Listed records
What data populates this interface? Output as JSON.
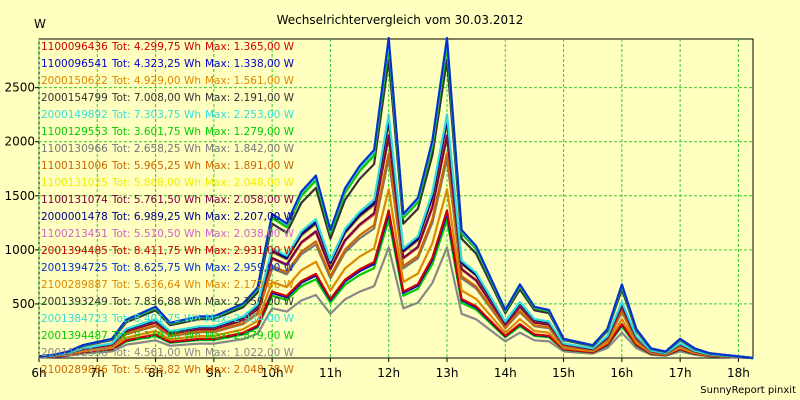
{
  "chart_data": {
    "type": "line",
    "title": "Wechselrichtervergleich vom 30.03.2012",
    "ylabel": "W",
    "xlabel": "",
    "footer": "SunnyReport pinxit",
    "grid": true,
    "ylim": [
      0,
      2950
    ],
    "xlim": [
      6,
      18.25
    ],
    "yticks": [
      500,
      1000,
      1500,
      2000,
      2500
    ],
    "xticks": [
      {
        "v": 6,
        "label": "6h"
      },
      {
        "v": 7,
        "label": "7h"
      },
      {
        "v": 8,
        "label": "8h"
      },
      {
        "v": 9,
        "label": "9h"
      },
      {
        "v": 10,
        "label": "10h"
      },
      {
        "v": 11,
        "label": "11h"
      },
      {
        "v": 12,
        "label": "12h"
      },
      {
        "v": 13,
        "label": "13h"
      },
      {
        "v": 14,
        "label": "14h"
      },
      {
        "v": 15,
        "label": "15h"
      },
      {
        "v": 16,
        "label": "16h"
      },
      {
        "v": 17,
        "label": "17h"
      },
      {
        "v": 18,
        "label": "18h"
      }
    ],
    "x": [
      6.0,
      6.25,
      6.5,
      6.75,
      7.0,
      7.25,
      7.5,
      7.75,
      8.0,
      8.25,
      8.5,
      8.75,
      9.0,
      9.25,
      9.5,
      9.75,
      10.0,
      10.25,
      10.5,
      10.75,
      11.0,
      11.25,
      11.5,
      11.75,
      12.0,
      12.25,
      12.5,
      12.75,
      13.0,
      13.25,
      13.5,
      13.75,
      14.0,
      14.25,
      14.5,
      14.75,
      15.0,
      15.25,
      15.5,
      15.75,
      16.0,
      16.25,
      16.5,
      16.75,
      17.0,
      17.25,
      17.5,
      17.75,
      18.0,
      18.25
    ],
    "shape": [
      0.005,
      0.01,
      0.02,
      0.04,
      0.05,
      0.06,
      0.12,
      0.14,
      0.16,
      0.11,
      0.12,
      0.13,
      0.13,
      0.15,
      0.17,
      0.22,
      0.45,
      0.42,
      0.52,
      0.57,
      0.4,
      0.53,
      0.6,
      0.65,
      1.0,
      0.45,
      0.5,
      0.68,
      1.0,
      0.4,
      0.35,
      0.25,
      0.15,
      0.23,
      0.16,
      0.15,
      0.06,
      0.05,
      0.04,
      0.09,
      0.23,
      0.09,
      0.03,
      0.02,
      0.06,
      0.03,
      0.015,
      0.01,
      0.005,
      0.0
    ],
    "series": [
      {
        "id": "1100096436",
        "tot": "4.299,75",
        "max": "1.365,00",
        "peak": 1365,
        "color": "#cc0000"
      },
      {
        "id": "1100096541",
        "tot": "4.323,25",
        "max": "1.338,00",
        "peak": 1338,
        "color": "#0000cc"
      },
      {
        "id": "2000150622",
        "tot": "4.929,00",
        "max": "1.561,00",
        "peak": 1561,
        "color": "#dd8800"
      },
      {
        "id": "2000154799",
        "tot": "7.008,00",
        "max": "2.191,00",
        "peak": 2191,
        "color": "#333333"
      },
      {
        "id": "2000149892",
        "tot": "7.303,75",
        "max": "2.253,00",
        "peak": 2253,
        "color": "#33dddd"
      },
      {
        "id": "1100129553",
        "tot": "3.601,75",
        "max": "1.279,00",
        "peak": 1279,
        "color": "#00cc00"
      },
      {
        "id": "1100130966",
        "tot": "2.658,25",
        "max": "1.842,00",
        "peak": 1842,
        "color": "#777777"
      },
      {
        "id": "1100131006",
        "tot": "5.965,25",
        "max": "1.891,00",
        "peak": 1891,
        "color": "#cc6600"
      },
      {
        "id": "1100131025",
        "tot": "5.868,00",
        "max": "2.048,00",
        "peak": 2048,
        "color": "#eeee00"
      },
      {
        "id": "1100131074",
        "tot": "5.761,50",
        "max": "2.058,00",
        "peak": 2058,
        "color": "#800040"
      },
      {
        "id": "2000001478",
        "tot": "6.989,25",
        "max": "2.207,00",
        "peak": 2207,
        "color": "#000088"
      },
      {
        "id": "1100213451",
        "tot": "5.510,50",
        "max": "2.038,00",
        "peak": 2038,
        "color": "#cc66cc"
      },
      {
        "id": "2001394485",
        "tot": "8.411,75",
        "max": "2.931,00",
        "peak": 2931,
        "color": "#cc0000"
      },
      {
        "id": "2001394725",
        "tot": "8.625,75",
        "max": "2.959,00",
        "peak": 2959,
        "color": "#0033cc"
      },
      {
        "id": "2100289887",
        "tot": "5.636,64",
        "max": "2.173,86",
        "peak": 2174,
        "color": "#dd8800"
      },
      {
        "id": "2001393249",
        "tot": "7.836,88",
        "max": "2.759,00",
        "peak": 2759,
        "color": "#333333"
      },
      {
        "id": "2001384723",
        "tot": "8.401,75",
        "max": "2.934,00",
        "peak": 2934,
        "color": "#33dddd"
      },
      {
        "id": "2001394487",
        "tot": "8.149,00",
        "max": "2.879,00",
        "peak": 2879,
        "color": "#00cc00"
      },
      {
        "id": "2001102358",
        "tot": "4.561,00",
        "max": "1.022,00",
        "peak": 1022,
        "color": "#888888"
      },
      {
        "id": "2100289886",
        "tot": "5.623,82",
        "max": "2.048,78",
        "peak": 2049,
        "color": "#cc6600"
      }
    ]
  }
}
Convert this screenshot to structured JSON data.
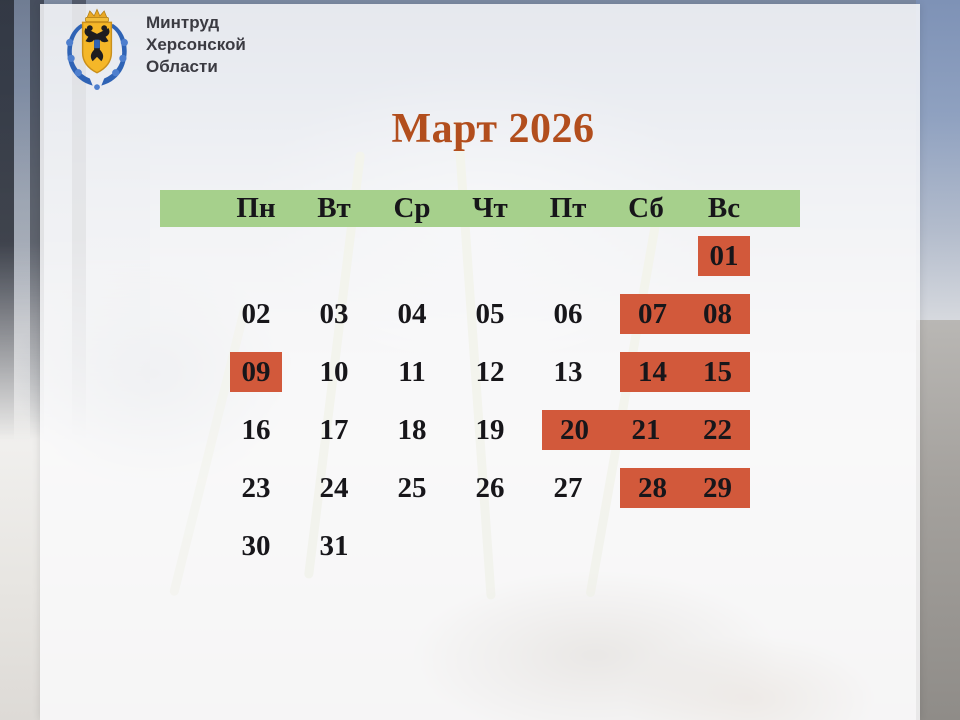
{
  "logo": {
    "icon": "kherson-coat-of-arms",
    "org_line1": "Минтруд",
    "org_line2": "Херсонской",
    "org_line3": "Области"
  },
  "title": "Март 2026",
  "calendar": {
    "day_headers": [
      "Пн",
      "Вт",
      "Ср",
      "Чт",
      "Пт",
      "Сб",
      "Вс"
    ],
    "weeks": [
      [
        {
          "d": "",
          "hl": false
        },
        {
          "d": "",
          "hl": false
        },
        {
          "d": "",
          "hl": false
        },
        {
          "d": "",
          "hl": false
        },
        {
          "d": "",
          "hl": false
        },
        {
          "d": "",
          "hl": false
        },
        {
          "d": "01",
          "hl": true
        }
      ],
      [
        {
          "d": "02",
          "hl": false
        },
        {
          "d": "03",
          "hl": false
        },
        {
          "d": "04",
          "hl": false
        },
        {
          "d": "05",
          "hl": false
        },
        {
          "d": "06",
          "hl": false
        },
        {
          "d": "07",
          "hl": true
        },
        {
          "d": "08",
          "hl": true
        }
      ],
      [
        {
          "d": "09",
          "hl": true
        },
        {
          "d": "10",
          "hl": false
        },
        {
          "d": "11",
          "hl": false
        },
        {
          "d": "12",
          "hl": false
        },
        {
          "d": "13",
          "hl": false
        },
        {
          "d": "14",
          "hl": true
        },
        {
          "d": "15",
          "hl": true
        }
      ],
      [
        {
          "d": "16",
          "hl": false
        },
        {
          "d": "17",
          "hl": false
        },
        {
          "d": "18",
          "hl": false
        },
        {
          "d": "19",
          "hl": false
        },
        {
          "d": "20",
          "hl": true
        },
        {
          "d": "21",
          "hl": true
        },
        {
          "d": "22",
          "hl": true
        }
      ],
      [
        {
          "d": "23",
          "hl": false
        },
        {
          "d": "24",
          "hl": false
        },
        {
          "d": "25",
          "hl": false
        },
        {
          "d": "26",
          "hl": false
        },
        {
          "d": "27",
          "hl": false
        },
        {
          "d": "28",
          "hl": true
        },
        {
          "d": "29",
          "hl": true
        }
      ],
      [
        {
          "d": "30",
          "hl": false
        },
        {
          "d": "31",
          "hl": false
        },
        {
          "d": "",
          "hl": false
        },
        {
          "d": "",
          "hl": false
        },
        {
          "d": "",
          "hl": false
        },
        {
          "d": "",
          "hl": false
        },
        {
          "d": "",
          "hl": false
        }
      ]
    ]
  },
  "colors": {
    "green_header": "#a6d08c",
    "holiday_red": "#d2593b",
    "title_rust": "#b24e1d",
    "text_dark": "#17161a",
    "org_text": "#3b3b42"
  }
}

Goal
Check each line of the entries above, and show every one holding the word "JSON".

Exercise answer
What data populates this interface? Output as JSON.
Convert this screenshot to structured JSON data.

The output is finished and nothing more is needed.